> [Task statement]
Below are the records; reproduce all of them exactly but without any images.

═══ Task data ═══

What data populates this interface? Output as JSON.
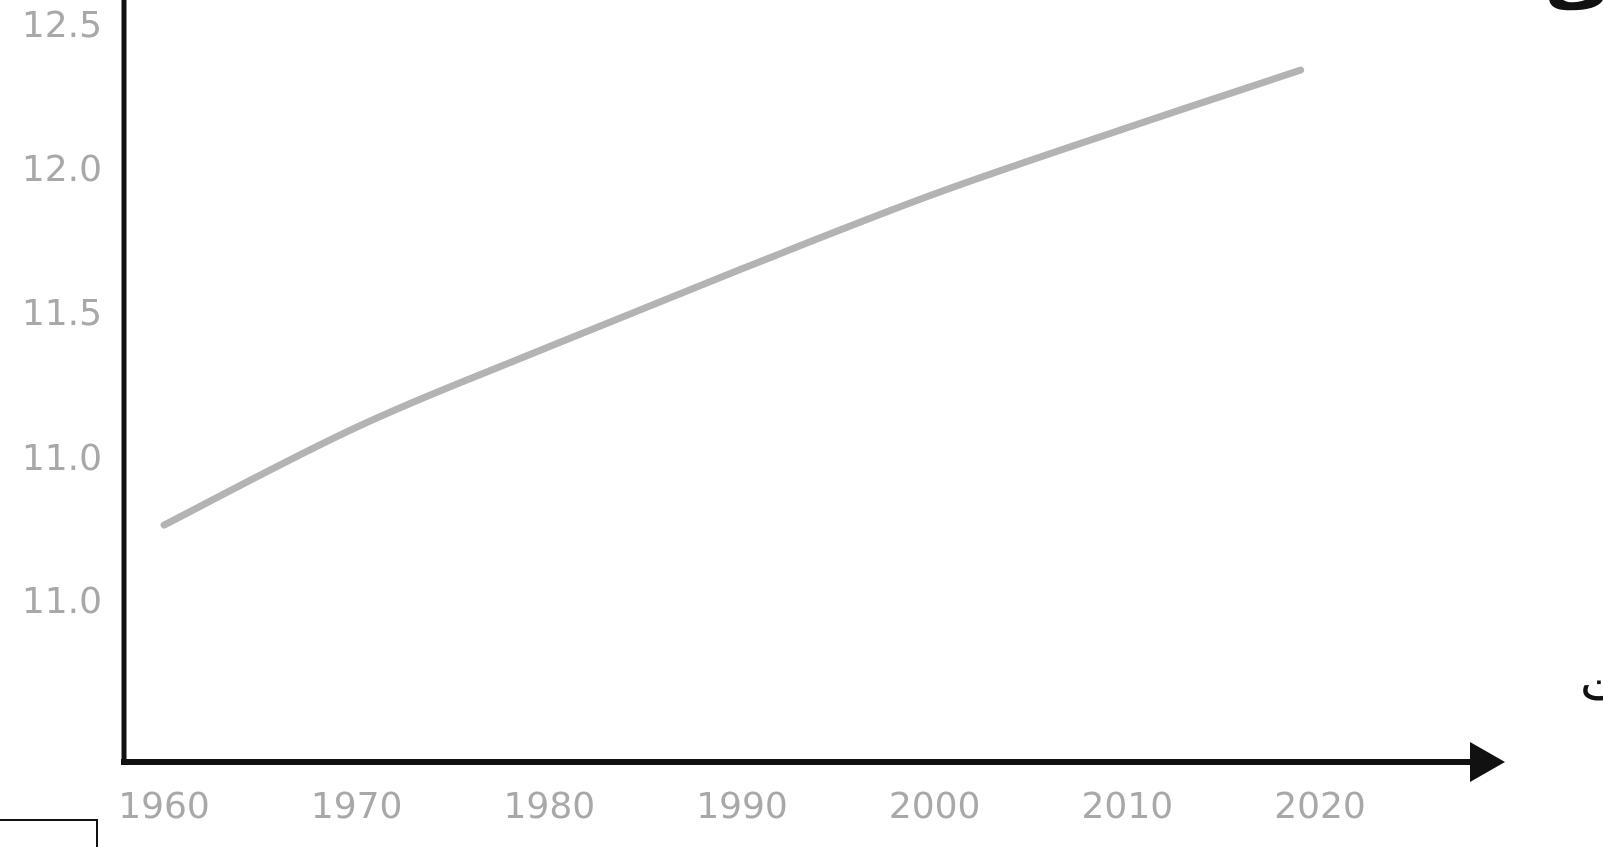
{
  "chart_data": {
    "type": "line",
    "title": "النظام البيئي في بحر آرال بدلالة السنوات",
    "xlabel": "السنوات",
    "ylabel": "",
    "x_ticks": [
      "1960",
      "1970",
      "1980",
      "1990",
      "2000",
      "2010",
      "2020"
    ],
    "y_ticks": [
      "12.5",
      "12.0",
      "11.5",
      "11.0",
      "11.0"
    ],
    "xlim": [
      1960,
      2020
    ],
    "grid": false,
    "legend": "none",
    "series": [
      {
        "x": [
          1960,
          1970,
          1980,
          1990,
          2000,
          2010,
          2019
        ],
        "y": [
          10.76,
          11.1,
          11.38,
          11.65,
          11.91,
          12.14,
          12.34
        ]
      }
    ]
  },
  "colors": {
    "line": "#b3b3b3",
    "axis": "#111111",
    "tick_text": "#a8a8a8",
    "title_text": "#111111"
  }
}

═══

> [Full answer]
What data populates this interface? Output as JSON.
{
  "chart_data": {
    "type": "line",
    "title": "النظام البيئي في بحر آرال بدلالة السنوات",
    "xlabel": "السنوات",
    "ylabel": "",
    "x_ticks": [
      "1960",
      "1970",
      "1980",
      "1990",
      "2000",
      "2010",
      "2020"
    ],
    "y_ticks": [
      "12.5",
      "12.0",
      "11.5",
      "11.0",
      "11.0"
    ],
    "xlim": [
      1960,
      2020
    ],
    "grid": false,
    "legend": "none",
    "series": [
      {
        "x": [
          1960,
          1970,
          1980,
          1990,
          2000,
          2010,
          2019
        ],
        "y": [
          10.76,
          11.1,
          11.38,
          11.65,
          11.91,
          12.14,
          12.34
        ]
      }
    ]
  },
  "colors": {
    "line": "#b3b3b3",
    "axis": "#111111",
    "tick_text": "#a8a8a8",
    "title_text": "#111111"
  }
}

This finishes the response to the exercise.